Restate all of the data exactly.
>> begin EXTRACTED INFORMATION
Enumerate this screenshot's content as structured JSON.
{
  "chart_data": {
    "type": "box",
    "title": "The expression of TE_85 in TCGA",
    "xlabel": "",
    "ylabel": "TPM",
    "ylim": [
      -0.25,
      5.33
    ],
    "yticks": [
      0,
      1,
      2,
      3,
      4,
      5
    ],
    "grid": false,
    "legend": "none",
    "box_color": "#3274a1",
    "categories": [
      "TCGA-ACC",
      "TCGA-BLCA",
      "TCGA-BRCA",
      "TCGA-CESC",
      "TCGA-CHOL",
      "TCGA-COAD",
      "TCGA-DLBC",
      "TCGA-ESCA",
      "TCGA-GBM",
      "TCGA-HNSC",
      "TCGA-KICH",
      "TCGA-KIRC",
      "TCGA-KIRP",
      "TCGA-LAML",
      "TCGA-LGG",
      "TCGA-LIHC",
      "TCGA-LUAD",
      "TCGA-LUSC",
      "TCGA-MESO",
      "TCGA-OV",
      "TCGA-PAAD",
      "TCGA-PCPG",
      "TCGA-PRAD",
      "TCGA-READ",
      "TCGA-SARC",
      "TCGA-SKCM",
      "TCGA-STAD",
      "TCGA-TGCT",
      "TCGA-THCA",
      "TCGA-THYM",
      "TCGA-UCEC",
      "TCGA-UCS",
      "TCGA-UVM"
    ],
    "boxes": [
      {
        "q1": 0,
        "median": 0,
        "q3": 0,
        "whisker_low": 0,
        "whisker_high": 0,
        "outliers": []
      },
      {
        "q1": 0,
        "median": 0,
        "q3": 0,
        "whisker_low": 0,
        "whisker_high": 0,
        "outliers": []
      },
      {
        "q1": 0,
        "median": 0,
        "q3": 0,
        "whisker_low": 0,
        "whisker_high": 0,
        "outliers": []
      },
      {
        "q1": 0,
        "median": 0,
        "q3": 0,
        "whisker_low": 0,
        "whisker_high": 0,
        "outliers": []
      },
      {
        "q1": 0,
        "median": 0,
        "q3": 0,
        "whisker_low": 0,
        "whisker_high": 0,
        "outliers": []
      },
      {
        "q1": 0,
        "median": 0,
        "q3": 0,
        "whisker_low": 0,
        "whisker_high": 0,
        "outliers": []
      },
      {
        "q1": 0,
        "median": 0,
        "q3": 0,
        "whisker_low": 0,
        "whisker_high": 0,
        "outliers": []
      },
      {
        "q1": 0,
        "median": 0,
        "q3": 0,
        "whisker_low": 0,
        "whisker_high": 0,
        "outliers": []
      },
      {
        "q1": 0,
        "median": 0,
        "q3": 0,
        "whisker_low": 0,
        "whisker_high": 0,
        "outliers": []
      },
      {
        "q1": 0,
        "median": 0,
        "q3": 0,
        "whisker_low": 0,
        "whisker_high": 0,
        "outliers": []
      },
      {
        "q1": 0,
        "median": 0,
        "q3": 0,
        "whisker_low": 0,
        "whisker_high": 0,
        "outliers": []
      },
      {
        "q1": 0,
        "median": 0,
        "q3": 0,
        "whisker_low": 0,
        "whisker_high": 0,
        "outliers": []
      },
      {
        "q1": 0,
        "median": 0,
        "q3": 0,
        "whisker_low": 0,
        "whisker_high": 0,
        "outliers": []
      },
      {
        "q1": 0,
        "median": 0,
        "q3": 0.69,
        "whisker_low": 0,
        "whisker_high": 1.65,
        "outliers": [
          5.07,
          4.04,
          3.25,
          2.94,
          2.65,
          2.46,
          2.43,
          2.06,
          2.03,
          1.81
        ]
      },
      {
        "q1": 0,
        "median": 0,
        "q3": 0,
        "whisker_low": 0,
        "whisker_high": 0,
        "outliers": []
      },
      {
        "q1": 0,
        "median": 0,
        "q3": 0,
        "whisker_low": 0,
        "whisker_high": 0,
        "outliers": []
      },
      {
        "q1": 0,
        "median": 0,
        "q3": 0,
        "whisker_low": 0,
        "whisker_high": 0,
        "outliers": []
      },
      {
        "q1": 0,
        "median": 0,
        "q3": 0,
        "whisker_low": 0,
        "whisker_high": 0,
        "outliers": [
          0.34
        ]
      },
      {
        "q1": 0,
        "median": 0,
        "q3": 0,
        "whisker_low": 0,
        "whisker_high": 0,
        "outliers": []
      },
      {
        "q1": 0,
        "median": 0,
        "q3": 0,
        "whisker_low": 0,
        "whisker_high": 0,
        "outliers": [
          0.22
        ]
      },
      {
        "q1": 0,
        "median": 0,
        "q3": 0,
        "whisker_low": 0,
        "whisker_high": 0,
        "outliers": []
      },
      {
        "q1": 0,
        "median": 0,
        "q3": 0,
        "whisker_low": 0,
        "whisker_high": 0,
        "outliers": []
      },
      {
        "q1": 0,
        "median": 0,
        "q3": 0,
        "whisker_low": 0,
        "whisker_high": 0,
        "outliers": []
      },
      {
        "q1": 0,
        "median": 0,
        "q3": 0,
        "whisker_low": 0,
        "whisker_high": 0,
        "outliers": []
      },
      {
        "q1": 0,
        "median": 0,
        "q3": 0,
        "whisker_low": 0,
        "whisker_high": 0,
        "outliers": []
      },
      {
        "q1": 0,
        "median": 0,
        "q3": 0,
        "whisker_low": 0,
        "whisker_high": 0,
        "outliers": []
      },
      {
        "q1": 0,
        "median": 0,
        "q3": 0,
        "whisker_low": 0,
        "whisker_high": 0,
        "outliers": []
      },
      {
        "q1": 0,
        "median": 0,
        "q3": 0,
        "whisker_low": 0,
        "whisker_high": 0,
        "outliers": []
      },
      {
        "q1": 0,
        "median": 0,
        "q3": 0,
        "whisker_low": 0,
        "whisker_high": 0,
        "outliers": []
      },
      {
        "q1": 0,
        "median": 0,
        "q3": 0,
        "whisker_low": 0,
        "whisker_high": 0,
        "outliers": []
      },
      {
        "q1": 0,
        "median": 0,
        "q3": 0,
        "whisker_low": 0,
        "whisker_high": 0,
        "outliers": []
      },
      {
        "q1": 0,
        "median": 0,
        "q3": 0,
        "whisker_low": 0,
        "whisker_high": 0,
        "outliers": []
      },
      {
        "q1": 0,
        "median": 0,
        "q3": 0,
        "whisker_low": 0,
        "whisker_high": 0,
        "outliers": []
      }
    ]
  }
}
>> end EXTRACTED INFORMATION
#### [REPLY]
Enumerate this screenshot's content as structured JSON.
{
  "chart_data": {
    "type": "box",
    "title": "The expression of TE_85 in TCGA",
    "xlabel": "",
    "ylabel": "TPM",
    "ylim": [
      -0.25,
      5.33
    ],
    "yticks": [
      0,
      1,
      2,
      3,
      4,
      5
    ],
    "grid": false,
    "legend": "none",
    "box_color": "#3274a1",
    "categories": [
      "TCGA-ACC",
      "TCGA-BLCA",
      "TCGA-BRCA",
      "TCGA-CESC",
      "TCGA-CHOL",
      "TCGA-COAD",
      "TCGA-DLBC",
      "TCGA-ESCA",
      "TCGA-GBM",
      "TCGA-HNSC",
      "TCGA-KICH",
      "TCGA-KIRC",
      "TCGA-KIRP",
      "TCGA-LAML",
      "TCGA-LGG",
      "TCGA-LIHC",
      "TCGA-LUAD",
      "TCGA-LUSC",
      "TCGA-MESO",
      "TCGA-OV",
      "TCGA-PAAD",
      "TCGA-PCPG",
      "TCGA-PRAD",
      "TCGA-READ",
      "TCGA-SARC",
      "TCGA-SKCM",
      "TCGA-STAD",
      "TCGA-TGCT",
      "TCGA-THCA",
      "TCGA-THYM",
      "TCGA-UCEC",
      "TCGA-UCS",
      "TCGA-UVM"
    ],
    "boxes": [
      {
        "q1": 0,
        "median": 0,
        "q3": 0,
        "whisker_low": 0,
        "whisker_high": 0,
        "outliers": []
      },
      {
        "q1": 0,
        "median": 0,
        "q3": 0,
        "whisker_low": 0,
        "whisker_high": 0,
        "outliers": []
      },
      {
        "q1": 0,
        "median": 0,
        "q3": 0,
        "whisker_low": 0,
        "whisker_high": 0,
        "outliers": []
      },
      {
        "q1": 0,
        "median": 0,
        "q3": 0,
        "whisker_low": 0,
        "whisker_high": 0,
        "outliers": []
      },
      {
        "q1": 0,
        "median": 0,
        "q3": 0,
        "whisker_low": 0,
        "whisker_high": 0,
        "outliers": []
      },
      {
        "q1": 0,
        "median": 0,
        "q3": 0,
        "whisker_low": 0,
        "whisker_high": 0,
        "outliers": []
      },
      {
        "q1": 0,
        "median": 0,
        "q3": 0,
        "whisker_low": 0,
        "whisker_high": 0,
        "outliers": []
      },
      {
        "q1": 0,
        "median": 0,
        "q3": 0,
        "whisker_low": 0,
        "whisker_high": 0,
        "outliers": []
      },
      {
        "q1": 0,
        "median": 0,
        "q3": 0,
        "whisker_low": 0,
        "whisker_high": 0,
        "outliers": []
      },
      {
        "q1": 0,
        "median": 0,
        "q3": 0,
        "whisker_low": 0,
        "whisker_high": 0,
        "outliers": []
      },
      {
        "q1": 0,
        "median": 0,
        "q3": 0,
        "whisker_low": 0,
        "whisker_high": 0,
        "outliers": []
      },
      {
        "q1": 0,
        "median": 0,
        "q3": 0,
        "whisker_low": 0,
        "whisker_high": 0,
        "outliers": []
      },
      {
        "q1": 0,
        "median": 0,
        "q3": 0,
        "whisker_low": 0,
        "whisker_high": 0,
        "outliers": []
      },
      {
        "q1": 0,
        "median": 0,
        "q3": 0.69,
        "whisker_low": 0,
        "whisker_high": 1.65,
        "outliers": [
          5.07,
          4.04,
          3.25,
          2.94,
          2.65,
          2.46,
          2.43,
          2.06,
          2.03,
          1.81
        ]
      },
      {
        "q1": 0,
        "median": 0,
        "q3": 0,
        "whisker_low": 0,
        "whisker_high": 0,
        "outliers": []
      },
      {
        "q1": 0,
        "median": 0,
        "q3": 0,
        "whisker_low": 0,
        "whisker_high": 0,
        "outliers": []
      },
      {
        "q1": 0,
        "median": 0,
        "q3": 0,
        "whisker_low": 0,
        "whisker_high": 0,
        "outliers": []
      },
      {
        "q1": 0,
        "median": 0,
        "q3": 0,
        "whisker_low": 0,
        "whisker_high": 0,
        "outliers": [
          0.34
        ]
      },
      {
        "q1": 0,
        "median": 0,
        "q3": 0,
        "whisker_low": 0,
        "whisker_high": 0,
        "outliers": []
      },
      {
        "q1": 0,
        "median": 0,
        "q3": 0,
        "whisker_low": 0,
        "whisker_high": 0,
        "outliers": [
          0.22
        ]
      },
      {
        "q1": 0,
        "median": 0,
        "q3": 0,
        "whisker_low": 0,
        "whisker_high": 0,
        "outliers": []
      },
      {
        "q1": 0,
        "median": 0,
        "q3": 0,
        "whisker_low": 0,
        "whisker_high": 0,
        "outliers": []
      },
      {
        "q1": 0,
        "median": 0,
        "q3": 0,
        "whisker_low": 0,
        "whisker_high": 0,
        "outliers": []
      },
      {
        "q1": 0,
        "median": 0,
        "q3": 0,
        "whisker_low": 0,
        "whisker_high": 0,
        "outliers": []
      },
      {
        "q1": 0,
        "median": 0,
        "q3": 0,
        "whisker_low": 0,
        "whisker_high": 0,
        "outliers": []
      },
      {
        "q1": 0,
        "median": 0,
        "q3": 0,
        "whisker_low": 0,
        "whisker_high": 0,
        "outliers": []
      },
      {
        "q1": 0,
        "median": 0,
        "q3": 0,
        "whisker_low": 0,
        "whisker_high": 0,
        "outliers": []
      },
      {
        "q1": 0,
        "median": 0,
        "q3": 0,
        "whisker_low": 0,
        "whisker_high": 0,
        "outliers": []
      },
      {
        "q1": 0,
        "median": 0,
        "q3": 0,
        "whisker_low": 0,
        "whisker_high": 0,
        "outliers": []
      },
      {
        "q1": 0,
        "median": 0,
        "q3": 0,
        "whisker_low": 0,
        "whisker_high": 0,
        "outliers": []
      },
      {
        "q1": 0,
        "median": 0,
        "q3": 0,
        "whisker_low": 0,
        "whisker_high": 0,
        "outliers": []
      },
      {
        "q1": 0,
        "median": 0,
        "q3": 0,
        "whisker_low": 0,
        "whisker_high": 0,
        "outliers": []
      },
      {
        "q1": 0,
        "median": 0,
        "q3": 0,
        "whisker_low": 0,
        "whisker_high": 0,
        "outliers": []
      }
    ]
  }
}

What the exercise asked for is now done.